Find how many lines in the data below include the word "sized", then write only that number.
-- Start EXTRACTED INFORMATION --
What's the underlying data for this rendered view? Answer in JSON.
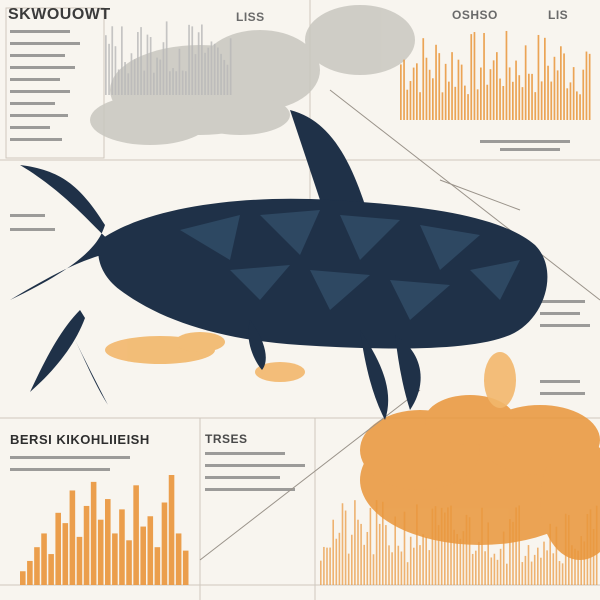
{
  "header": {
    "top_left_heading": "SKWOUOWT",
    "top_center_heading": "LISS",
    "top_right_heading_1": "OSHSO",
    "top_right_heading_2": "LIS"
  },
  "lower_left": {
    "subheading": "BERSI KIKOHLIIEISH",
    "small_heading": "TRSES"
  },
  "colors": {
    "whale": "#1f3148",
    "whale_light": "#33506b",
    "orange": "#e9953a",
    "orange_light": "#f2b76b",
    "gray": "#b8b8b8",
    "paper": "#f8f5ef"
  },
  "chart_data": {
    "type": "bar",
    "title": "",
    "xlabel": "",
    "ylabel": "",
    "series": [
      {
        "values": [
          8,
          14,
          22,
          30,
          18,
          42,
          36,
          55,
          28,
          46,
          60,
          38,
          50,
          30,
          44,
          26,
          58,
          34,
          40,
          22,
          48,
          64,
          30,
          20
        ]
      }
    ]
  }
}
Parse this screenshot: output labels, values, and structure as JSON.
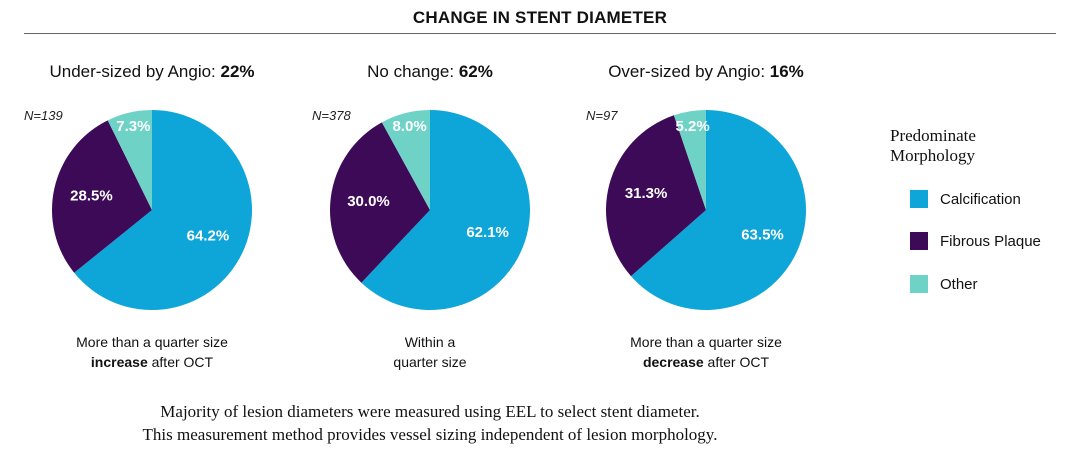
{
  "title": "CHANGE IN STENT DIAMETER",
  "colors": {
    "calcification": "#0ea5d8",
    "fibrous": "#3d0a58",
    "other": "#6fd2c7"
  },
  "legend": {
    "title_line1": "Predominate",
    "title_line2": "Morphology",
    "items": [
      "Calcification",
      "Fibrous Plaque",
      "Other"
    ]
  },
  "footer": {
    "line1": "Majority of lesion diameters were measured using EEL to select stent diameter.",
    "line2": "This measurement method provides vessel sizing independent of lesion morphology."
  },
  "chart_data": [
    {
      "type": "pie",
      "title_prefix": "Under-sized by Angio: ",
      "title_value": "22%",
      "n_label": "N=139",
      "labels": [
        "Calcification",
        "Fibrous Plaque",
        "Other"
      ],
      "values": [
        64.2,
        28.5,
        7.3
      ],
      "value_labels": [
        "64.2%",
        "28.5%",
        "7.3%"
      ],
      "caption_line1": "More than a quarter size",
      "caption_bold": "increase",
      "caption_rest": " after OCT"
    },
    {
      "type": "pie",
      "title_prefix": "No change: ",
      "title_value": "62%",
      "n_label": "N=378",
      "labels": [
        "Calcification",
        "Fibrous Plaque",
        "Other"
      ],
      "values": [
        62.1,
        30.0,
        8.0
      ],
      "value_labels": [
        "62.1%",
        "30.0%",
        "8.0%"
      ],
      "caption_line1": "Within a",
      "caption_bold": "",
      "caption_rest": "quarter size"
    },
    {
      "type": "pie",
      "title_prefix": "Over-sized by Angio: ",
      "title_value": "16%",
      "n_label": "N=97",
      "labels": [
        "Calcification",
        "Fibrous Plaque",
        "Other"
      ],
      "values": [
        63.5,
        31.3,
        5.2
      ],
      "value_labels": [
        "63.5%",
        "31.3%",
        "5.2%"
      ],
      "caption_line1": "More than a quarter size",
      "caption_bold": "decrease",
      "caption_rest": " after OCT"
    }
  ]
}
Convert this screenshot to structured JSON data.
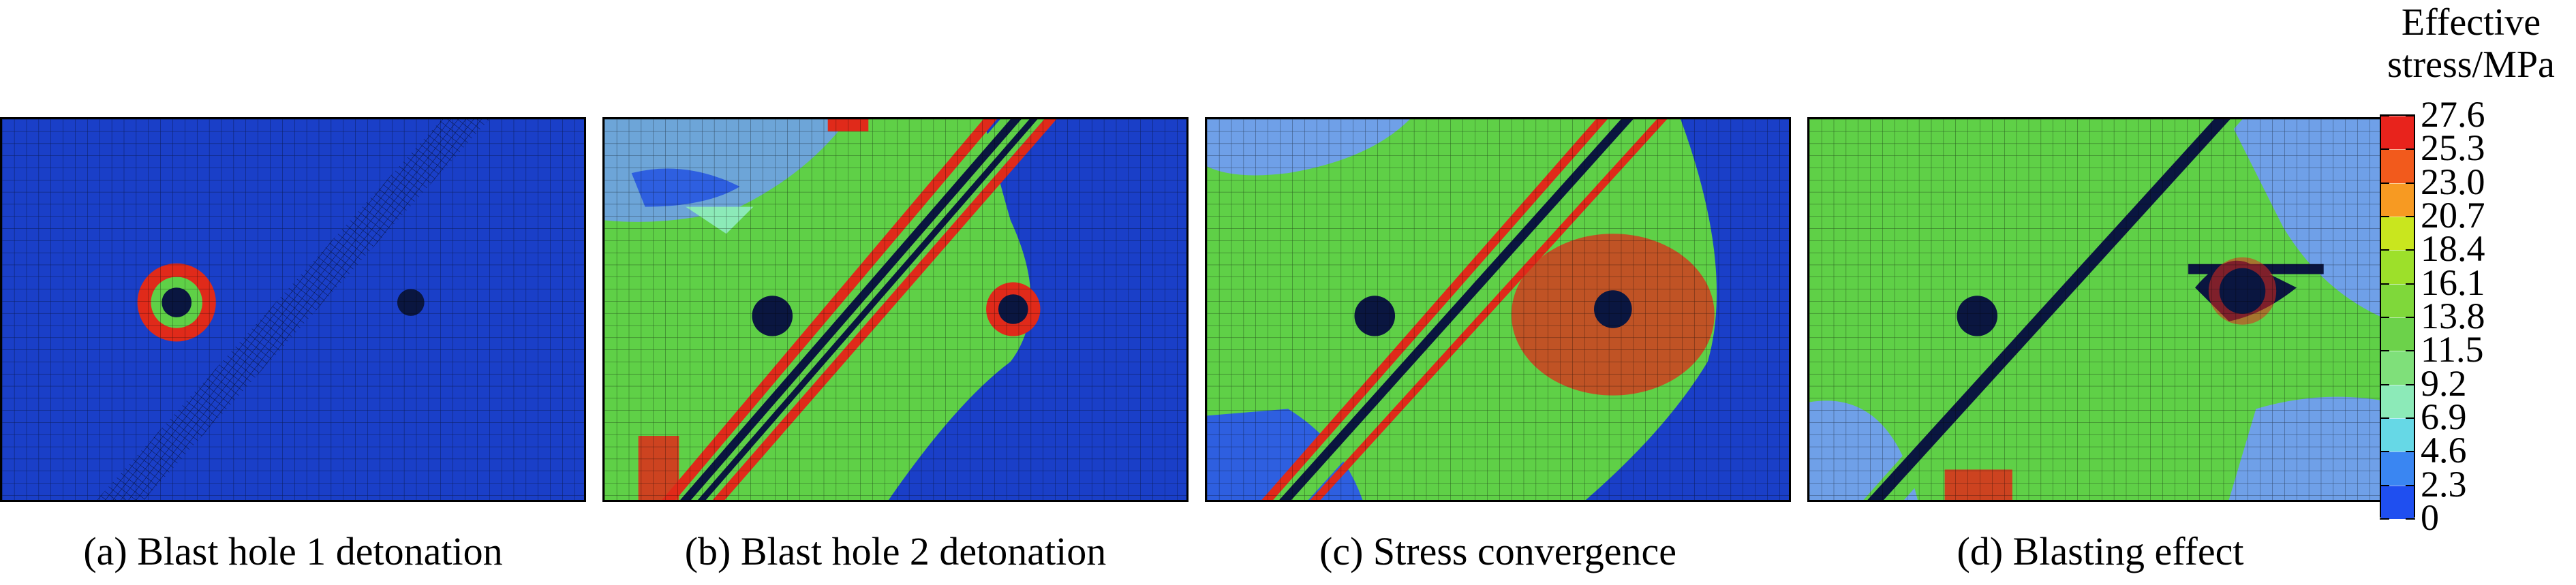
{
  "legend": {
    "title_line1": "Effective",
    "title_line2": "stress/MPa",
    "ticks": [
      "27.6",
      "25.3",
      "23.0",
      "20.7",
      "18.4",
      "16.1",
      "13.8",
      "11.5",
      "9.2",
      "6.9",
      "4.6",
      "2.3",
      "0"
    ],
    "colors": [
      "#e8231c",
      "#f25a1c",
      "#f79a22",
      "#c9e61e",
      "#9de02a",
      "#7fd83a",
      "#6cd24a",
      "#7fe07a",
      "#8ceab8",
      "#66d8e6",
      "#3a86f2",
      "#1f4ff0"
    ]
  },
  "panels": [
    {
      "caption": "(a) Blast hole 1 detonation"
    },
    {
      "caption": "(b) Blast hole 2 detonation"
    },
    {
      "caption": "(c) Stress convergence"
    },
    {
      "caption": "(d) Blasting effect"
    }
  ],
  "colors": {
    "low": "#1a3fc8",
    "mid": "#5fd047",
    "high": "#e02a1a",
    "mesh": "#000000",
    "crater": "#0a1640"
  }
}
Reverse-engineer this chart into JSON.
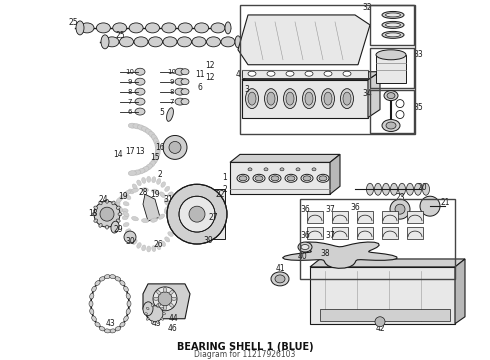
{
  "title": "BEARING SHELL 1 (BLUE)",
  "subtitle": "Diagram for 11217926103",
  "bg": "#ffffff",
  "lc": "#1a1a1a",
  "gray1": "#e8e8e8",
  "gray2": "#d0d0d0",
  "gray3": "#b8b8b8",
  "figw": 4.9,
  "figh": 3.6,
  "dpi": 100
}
-- End EXTRACTED INFORMATION --
THE COMPLETED TASK: 2